- _EXERCISE_
Restate the whole listing exactly.

___ RECORD EXTRACTS ___

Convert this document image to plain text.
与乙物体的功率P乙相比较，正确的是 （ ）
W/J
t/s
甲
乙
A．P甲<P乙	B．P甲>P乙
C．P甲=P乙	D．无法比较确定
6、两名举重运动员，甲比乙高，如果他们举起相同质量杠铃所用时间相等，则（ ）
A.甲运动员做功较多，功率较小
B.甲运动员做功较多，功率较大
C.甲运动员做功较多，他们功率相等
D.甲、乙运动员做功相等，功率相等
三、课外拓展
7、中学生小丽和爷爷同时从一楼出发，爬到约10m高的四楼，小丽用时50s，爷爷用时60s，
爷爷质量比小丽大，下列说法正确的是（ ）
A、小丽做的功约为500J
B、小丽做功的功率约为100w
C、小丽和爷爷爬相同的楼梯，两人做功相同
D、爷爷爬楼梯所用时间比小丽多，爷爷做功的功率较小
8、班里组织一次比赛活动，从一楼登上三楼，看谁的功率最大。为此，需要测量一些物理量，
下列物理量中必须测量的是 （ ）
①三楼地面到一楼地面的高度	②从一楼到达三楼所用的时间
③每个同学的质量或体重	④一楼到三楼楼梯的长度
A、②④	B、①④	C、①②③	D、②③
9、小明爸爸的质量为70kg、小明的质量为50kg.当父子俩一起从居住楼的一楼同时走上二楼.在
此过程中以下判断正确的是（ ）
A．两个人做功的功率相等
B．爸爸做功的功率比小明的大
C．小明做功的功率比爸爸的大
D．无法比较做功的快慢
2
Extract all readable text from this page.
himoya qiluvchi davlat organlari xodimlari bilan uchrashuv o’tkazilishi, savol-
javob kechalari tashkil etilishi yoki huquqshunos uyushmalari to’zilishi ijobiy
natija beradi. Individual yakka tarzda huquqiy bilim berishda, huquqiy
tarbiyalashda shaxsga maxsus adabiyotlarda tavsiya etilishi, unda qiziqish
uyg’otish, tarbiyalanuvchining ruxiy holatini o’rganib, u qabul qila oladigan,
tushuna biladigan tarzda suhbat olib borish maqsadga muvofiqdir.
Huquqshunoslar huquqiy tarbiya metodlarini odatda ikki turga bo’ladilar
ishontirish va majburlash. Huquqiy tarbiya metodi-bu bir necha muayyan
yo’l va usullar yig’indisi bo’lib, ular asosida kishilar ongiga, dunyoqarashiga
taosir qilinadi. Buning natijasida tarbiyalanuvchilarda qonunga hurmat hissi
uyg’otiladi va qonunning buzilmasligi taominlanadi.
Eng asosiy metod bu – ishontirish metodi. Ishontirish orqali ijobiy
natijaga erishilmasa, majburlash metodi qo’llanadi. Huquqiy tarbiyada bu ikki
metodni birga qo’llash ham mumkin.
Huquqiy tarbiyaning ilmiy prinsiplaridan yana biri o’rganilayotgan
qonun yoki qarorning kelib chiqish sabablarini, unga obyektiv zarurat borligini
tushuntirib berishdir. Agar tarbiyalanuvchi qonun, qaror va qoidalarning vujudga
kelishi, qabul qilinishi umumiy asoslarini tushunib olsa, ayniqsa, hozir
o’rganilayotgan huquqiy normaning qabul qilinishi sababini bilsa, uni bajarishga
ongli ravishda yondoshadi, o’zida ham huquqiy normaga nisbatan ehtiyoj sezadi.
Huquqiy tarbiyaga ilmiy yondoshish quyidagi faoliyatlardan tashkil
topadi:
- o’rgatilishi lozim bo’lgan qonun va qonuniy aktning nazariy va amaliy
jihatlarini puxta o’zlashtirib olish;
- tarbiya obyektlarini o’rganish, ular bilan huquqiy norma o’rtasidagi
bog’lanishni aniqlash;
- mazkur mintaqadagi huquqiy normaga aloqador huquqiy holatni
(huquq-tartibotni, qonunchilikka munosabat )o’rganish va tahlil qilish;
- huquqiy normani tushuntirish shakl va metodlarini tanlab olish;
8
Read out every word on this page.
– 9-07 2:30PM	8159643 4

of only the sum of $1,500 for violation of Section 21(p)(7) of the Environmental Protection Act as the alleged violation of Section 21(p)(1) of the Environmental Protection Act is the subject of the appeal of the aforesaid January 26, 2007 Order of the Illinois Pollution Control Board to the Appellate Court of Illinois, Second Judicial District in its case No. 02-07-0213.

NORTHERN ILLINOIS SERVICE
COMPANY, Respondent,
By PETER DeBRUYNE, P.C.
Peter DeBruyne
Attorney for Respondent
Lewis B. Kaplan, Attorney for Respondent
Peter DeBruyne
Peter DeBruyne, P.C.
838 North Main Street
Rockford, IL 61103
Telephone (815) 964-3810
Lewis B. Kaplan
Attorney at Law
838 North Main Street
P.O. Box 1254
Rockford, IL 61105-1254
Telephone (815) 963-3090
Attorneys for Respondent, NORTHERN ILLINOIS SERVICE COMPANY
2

___

- _RESPONSE TO THE EXERCISE_
Convert this document image to plain text.
与乙物体的功率P乙相比较，正确的是 （ ）
W/J
t/s
甲
乙
A．P甲<P乙	B．P甲>P乙
C．P甲=P乙	D．无法比较确定
6、两名举重运动员，甲比乙高，如果他们举起相同质量杠铃所用时间相等，则（ ）
A.甲运动员做功较多，功率较小
B.甲运动员做功较多，功率较大
C.甲运动员做功较多，他们功率相等
D.甲、乙运动员做功相等，功率相等
三、课外拓展
7、中学生小丽和爷爷同时从一楼出发，爬到约10m高的四楼，小丽用时50s，爷爷用时60s，
爷爷质量比小丽大，下列说法正确的是（ ）
A、小丽做的功约为500J
B、小丽做功的功率约为100w
C、小丽和爷爷爬相同的楼梯，两人做功相同
D、爷爷爬楼梯所用时间比小丽多，爷爷做功的功率较小
8、班里组织一次比赛活动，从一楼登上三楼，看谁的功率最大。为此，需要测量一些物理量，
下列物理量中必须测量的是 （ ）
①三楼地面到一楼地面的高度	②从一楼到达三楼所用的时间
③每个同学的质量或体重	④一楼到三楼楼梯的长度
A、②④	B、①④	C、①②③	D、②③
9、小明爸爸的质量为70kg、小明的质量为50kg.当父子俩一起从居住楼的一楼同时走上二楼.在
此过程中以下判断正确的是（ ）
A．两个人做功的功率相等
B．爸爸做功的功率比小明的大
C．小明做功的功率比爸爸的大
D．无法比较做功的快慢
2
Extract all readable text from this page.
himoya qiluvchi davlat organlari xodimlari bilan uchrashuv o’tkazilishi, savol-
javob kechalari tashkil etilishi yoki huquqshunos uyushmalari to’zilishi ijobiy
natija beradi. Individual yakka tarzda huquqiy bilim berishda, huquqiy
tarbiyalashda shaxsga maxsus adabiyotlarda tavsiya etilishi, unda qiziqish
uyg’otish, tarbiyalanuvchining ruxiy holatini o’rganib, u qabul qila oladigan,
tushuna biladigan tarzda suhbat olib borish maqsadga muvofiqdir.
Huquqshunoslar huquqiy tarbiya metodlarini odatda ikki turga bo’ladilar
ishontirish va majburlash. Huquqiy tarbiya metodi-bu bir necha muayyan
yo’l va usullar yig’indisi bo’lib, ular asosida kishilar ongiga, dunyoqarashiga
taosir qilinadi. Buning natijasida tarbiyalanuvchilarda qonunga hurmat hissi
uyg’otiladi va qonunning buzilmasligi taominlanadi.
Eng asosiy metod bu – ishontirish metodi. Ishontirish orqali ijobiy
natijaga erishilmasa, majburlash metodi qo’llanadi. Huquqiy tarbiyada bu ikki
metodni birga qo’llash ham mumkin.
Huquqiy tarbiyaning ilmiy prinsiplaridan yana biri o’rganilayotgan
qonun yoki qarorning kelib chiqish sabablarini, unga obyektiv zarurat borligini
tushuntirib berishdir. Agar tarbiyalanuvchi qonun, qaror va qoidalarning vujudga
kelishi, qabul qilinishi umumiy asoslarini tushunib olsa, ayniqsa, hozir
o’rganilayotgan huquqiy normaning qabul qilinishi sababini bilsa, uni bajarishga
ongli ravishda yondoshadi, o’zida ham huquqiy normaga nisbatan ehtiyoj sezadi.
Huquqiy tarbiyaga ilmiy yondoshish quyidagi faoliyatlardan tashkil
topadi:
- o’rgatilishi lozim bo’lgan qonun va qonuniy aktning nazariy va amaliy
jihatlarini puxta o’zlashtirib olish;
- tarbiya obyektlarini o’rganish, ular bilan huquqiy norma o’rtasidagi
bog’lanishni aniqlash;
- mazkur mintaqadagi huquqiy normaga aloqador huquqiy holatni
(huquq-tartibotni, qonunchilikka munosabat )o’rganish va tahlil qilish;
- huquqiy normani tushuntirish shakl va metodlarini tanlab olish;
8
Read out every word on this page.
– 9-07 2:30PM	8159643 4

of only the sum of $1,500 for violation of Section 21(p)(7) of the Environmental Protection Act as the alleged violation of Section 21(p)(1) of the Environmental Protection Act is the subject of the appeal of the aforesaid January 26, 2007 Order of the Illinois Pollution Control Board to the Appellate Court of Illinois, Second Judicial District in its case No. 02-07-0213.

NORTHERN ILLINOIS SERVICE
COMPANY, Respondent,
By PETER DeBRUYNE, P.C.
Peter DeBruyne
Attorney for Respondent
Lewis B. Kaplan, Attorney for Respondent
Peter DeBruyne
Peter DeBruyne, P.C.
838 North Main Street
Rockford, IL 61103
Telephone (815) 964-3810
Lewis B. Kaplan
Attorney at Law
838 North Main Street
P.O. Box 1254
Rockford, IL 61105-1254
Telephone (815) 963-3090
Attorneys for Respondent, NORTHERN ILLINOIS SERVICE COMPANY
2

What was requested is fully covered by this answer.